**Records from a dataset:**

Start

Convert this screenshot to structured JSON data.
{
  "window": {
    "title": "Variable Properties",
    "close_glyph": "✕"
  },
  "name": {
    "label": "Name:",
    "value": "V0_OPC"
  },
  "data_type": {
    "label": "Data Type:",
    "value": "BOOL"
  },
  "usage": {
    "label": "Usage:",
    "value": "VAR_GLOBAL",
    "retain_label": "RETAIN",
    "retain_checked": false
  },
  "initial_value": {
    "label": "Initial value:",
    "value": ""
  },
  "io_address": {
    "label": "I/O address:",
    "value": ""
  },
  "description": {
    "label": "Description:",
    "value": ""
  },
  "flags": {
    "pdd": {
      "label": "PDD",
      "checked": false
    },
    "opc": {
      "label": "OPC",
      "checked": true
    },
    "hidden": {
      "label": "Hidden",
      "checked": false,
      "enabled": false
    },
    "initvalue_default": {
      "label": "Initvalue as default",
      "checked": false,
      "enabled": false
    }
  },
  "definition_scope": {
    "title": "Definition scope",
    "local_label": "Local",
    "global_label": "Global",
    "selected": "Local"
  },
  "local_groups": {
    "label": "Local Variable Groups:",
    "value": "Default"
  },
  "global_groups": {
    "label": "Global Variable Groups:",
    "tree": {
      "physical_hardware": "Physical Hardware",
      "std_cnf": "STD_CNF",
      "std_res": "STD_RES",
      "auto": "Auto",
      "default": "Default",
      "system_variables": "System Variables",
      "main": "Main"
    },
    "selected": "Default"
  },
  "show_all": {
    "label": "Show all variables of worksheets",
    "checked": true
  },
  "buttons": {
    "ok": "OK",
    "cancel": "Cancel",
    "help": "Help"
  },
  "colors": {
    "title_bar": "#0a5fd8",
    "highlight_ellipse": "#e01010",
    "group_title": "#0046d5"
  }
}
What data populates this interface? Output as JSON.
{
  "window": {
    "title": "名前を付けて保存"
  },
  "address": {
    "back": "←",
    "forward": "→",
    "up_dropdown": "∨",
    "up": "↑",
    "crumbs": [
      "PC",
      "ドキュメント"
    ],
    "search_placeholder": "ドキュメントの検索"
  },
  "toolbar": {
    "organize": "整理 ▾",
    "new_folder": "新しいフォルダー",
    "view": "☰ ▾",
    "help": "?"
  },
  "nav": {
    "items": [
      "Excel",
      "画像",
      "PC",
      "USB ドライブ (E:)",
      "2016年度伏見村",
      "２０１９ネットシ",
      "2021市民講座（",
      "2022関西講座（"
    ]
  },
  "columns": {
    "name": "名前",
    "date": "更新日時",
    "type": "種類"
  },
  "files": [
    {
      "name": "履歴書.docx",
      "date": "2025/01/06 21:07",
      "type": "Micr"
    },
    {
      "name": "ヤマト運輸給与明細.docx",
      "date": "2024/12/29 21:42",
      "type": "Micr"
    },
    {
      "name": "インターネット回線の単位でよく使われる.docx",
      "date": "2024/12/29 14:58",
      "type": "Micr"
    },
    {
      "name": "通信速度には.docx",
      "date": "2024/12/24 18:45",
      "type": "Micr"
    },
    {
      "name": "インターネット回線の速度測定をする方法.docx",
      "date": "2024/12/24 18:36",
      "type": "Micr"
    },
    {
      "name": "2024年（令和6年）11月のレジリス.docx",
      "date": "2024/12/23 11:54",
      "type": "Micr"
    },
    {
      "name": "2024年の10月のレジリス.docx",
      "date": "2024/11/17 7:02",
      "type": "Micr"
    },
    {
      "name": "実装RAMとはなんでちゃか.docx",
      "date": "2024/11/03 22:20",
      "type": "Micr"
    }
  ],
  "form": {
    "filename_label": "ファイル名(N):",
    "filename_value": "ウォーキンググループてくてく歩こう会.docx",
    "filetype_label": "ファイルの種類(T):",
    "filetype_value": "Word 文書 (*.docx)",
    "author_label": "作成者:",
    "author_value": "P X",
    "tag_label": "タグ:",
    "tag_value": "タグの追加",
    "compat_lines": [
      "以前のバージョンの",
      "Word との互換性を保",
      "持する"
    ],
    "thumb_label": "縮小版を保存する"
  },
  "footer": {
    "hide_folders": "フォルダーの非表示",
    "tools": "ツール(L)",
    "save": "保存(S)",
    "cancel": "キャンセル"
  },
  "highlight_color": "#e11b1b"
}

End

**Task to complete:**
From the material above, copy each line that includes the word "JSON".

**Answer to the problem:**
Convert this screenshot to structured JSON data.
What data populates this interface? Output as JSON.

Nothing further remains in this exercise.